Where does the string "ntwu" appear in the records? Copy every line that contains it.

-=-=-

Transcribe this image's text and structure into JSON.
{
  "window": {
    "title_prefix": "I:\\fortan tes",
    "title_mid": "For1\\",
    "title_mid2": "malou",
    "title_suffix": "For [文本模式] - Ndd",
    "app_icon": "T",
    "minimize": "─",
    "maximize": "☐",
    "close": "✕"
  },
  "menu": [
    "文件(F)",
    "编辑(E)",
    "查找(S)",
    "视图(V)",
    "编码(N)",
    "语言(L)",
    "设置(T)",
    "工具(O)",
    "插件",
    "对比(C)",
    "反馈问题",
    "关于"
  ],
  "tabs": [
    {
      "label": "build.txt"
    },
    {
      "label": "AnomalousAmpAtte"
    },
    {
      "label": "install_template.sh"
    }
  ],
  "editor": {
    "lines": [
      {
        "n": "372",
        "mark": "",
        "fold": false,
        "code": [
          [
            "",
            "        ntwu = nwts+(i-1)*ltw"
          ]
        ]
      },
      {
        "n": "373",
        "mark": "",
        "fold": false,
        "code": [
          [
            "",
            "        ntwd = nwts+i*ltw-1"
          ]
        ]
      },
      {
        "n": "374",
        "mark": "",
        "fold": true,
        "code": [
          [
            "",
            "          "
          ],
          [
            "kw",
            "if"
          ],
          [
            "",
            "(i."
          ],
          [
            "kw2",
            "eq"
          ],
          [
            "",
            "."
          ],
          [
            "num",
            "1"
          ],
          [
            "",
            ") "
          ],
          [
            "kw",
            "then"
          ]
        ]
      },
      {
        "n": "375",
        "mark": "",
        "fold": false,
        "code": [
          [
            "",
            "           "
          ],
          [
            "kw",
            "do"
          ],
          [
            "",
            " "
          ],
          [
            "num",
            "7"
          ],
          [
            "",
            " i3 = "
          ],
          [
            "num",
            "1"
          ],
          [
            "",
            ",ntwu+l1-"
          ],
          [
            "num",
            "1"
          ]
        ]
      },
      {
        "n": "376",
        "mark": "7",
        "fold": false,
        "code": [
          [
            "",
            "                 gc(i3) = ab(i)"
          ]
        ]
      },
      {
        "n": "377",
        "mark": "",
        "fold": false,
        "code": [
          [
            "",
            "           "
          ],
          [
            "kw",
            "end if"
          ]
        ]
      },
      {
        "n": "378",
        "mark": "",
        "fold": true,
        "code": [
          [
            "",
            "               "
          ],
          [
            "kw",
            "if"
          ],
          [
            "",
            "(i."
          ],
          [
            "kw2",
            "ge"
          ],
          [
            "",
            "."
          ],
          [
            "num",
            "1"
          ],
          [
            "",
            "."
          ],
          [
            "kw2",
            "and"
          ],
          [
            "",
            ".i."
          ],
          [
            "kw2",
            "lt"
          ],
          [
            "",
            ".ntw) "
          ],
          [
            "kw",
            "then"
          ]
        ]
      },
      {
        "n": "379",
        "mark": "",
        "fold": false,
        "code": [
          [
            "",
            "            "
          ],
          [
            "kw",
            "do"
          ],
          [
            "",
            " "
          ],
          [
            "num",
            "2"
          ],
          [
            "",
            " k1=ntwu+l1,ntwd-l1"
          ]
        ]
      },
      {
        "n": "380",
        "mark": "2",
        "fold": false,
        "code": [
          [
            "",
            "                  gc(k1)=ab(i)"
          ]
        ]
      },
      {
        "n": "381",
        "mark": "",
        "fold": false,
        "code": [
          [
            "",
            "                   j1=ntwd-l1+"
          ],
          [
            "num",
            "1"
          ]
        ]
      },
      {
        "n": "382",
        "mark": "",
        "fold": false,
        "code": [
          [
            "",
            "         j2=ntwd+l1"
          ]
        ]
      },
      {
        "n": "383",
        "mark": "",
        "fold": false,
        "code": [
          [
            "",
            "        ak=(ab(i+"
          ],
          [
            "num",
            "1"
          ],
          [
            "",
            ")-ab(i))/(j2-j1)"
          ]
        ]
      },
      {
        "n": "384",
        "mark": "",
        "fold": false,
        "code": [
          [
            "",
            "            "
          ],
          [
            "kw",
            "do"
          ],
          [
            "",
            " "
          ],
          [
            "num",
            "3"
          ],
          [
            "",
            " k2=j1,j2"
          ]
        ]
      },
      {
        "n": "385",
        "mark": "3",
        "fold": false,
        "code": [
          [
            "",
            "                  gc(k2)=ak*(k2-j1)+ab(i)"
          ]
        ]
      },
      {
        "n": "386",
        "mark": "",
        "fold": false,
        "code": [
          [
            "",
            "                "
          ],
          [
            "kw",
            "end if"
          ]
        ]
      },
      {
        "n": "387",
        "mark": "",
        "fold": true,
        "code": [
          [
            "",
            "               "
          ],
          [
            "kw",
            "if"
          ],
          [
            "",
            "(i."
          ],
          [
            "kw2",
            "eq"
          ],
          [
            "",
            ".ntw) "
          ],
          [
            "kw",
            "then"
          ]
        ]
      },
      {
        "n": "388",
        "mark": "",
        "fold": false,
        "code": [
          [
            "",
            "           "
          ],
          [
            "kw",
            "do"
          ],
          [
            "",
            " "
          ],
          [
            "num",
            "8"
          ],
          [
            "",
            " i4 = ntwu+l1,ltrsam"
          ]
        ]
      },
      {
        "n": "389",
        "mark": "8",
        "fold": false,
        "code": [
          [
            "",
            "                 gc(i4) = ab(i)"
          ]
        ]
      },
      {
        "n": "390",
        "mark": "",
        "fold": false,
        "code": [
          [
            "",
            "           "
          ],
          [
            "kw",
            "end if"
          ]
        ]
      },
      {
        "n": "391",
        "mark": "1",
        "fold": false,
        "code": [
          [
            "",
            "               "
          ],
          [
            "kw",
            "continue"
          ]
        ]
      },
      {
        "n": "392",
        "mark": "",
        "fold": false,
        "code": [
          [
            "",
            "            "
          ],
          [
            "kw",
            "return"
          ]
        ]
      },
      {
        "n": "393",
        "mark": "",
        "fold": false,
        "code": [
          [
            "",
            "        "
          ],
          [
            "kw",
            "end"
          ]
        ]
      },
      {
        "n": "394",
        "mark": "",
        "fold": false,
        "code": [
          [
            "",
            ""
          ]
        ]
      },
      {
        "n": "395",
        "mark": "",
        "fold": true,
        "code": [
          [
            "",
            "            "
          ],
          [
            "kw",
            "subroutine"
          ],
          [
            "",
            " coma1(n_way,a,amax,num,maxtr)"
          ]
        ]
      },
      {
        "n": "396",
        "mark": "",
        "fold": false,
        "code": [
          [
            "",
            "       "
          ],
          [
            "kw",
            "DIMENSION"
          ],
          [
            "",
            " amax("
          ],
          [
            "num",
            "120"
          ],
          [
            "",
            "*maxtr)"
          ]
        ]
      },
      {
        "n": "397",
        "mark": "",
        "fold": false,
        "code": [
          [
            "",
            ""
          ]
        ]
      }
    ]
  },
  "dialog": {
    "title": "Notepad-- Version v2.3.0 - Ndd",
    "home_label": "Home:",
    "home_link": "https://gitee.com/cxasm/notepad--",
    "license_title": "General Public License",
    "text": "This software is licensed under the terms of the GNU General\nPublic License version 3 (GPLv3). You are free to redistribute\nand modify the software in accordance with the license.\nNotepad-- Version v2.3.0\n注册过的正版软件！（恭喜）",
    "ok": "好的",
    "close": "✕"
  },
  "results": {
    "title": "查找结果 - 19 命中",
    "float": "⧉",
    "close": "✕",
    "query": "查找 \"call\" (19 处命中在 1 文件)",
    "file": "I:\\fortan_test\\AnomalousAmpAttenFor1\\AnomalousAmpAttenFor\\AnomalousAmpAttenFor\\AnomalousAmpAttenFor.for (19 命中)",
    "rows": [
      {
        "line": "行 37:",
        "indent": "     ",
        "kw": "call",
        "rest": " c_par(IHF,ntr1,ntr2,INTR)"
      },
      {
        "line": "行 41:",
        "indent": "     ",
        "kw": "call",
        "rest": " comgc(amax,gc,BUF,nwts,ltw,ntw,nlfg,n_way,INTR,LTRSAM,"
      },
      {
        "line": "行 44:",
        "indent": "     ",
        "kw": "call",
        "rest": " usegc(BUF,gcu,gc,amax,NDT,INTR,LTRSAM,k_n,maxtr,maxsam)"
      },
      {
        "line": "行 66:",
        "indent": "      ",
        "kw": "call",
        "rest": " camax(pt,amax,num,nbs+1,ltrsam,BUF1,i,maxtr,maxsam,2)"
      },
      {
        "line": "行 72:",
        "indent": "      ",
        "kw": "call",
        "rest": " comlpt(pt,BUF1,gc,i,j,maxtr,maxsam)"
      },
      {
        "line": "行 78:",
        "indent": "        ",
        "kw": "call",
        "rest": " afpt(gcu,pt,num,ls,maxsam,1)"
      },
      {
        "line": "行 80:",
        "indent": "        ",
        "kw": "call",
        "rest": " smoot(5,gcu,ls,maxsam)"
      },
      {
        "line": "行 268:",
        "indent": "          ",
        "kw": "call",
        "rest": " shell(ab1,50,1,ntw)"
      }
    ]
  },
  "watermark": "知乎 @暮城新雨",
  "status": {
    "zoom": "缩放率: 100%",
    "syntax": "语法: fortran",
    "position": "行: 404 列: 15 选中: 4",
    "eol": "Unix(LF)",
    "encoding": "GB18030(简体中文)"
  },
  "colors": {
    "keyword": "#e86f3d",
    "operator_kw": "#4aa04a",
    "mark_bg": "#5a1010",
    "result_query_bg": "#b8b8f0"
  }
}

-=-=-

Response below
            "        ntwu = nwts+(i-1)*ltw"
            ",ntwu+l1-"
            " k1=ntwu+l1,ntwd-l1"
            " i4 = ntwu+l1,ltrsam"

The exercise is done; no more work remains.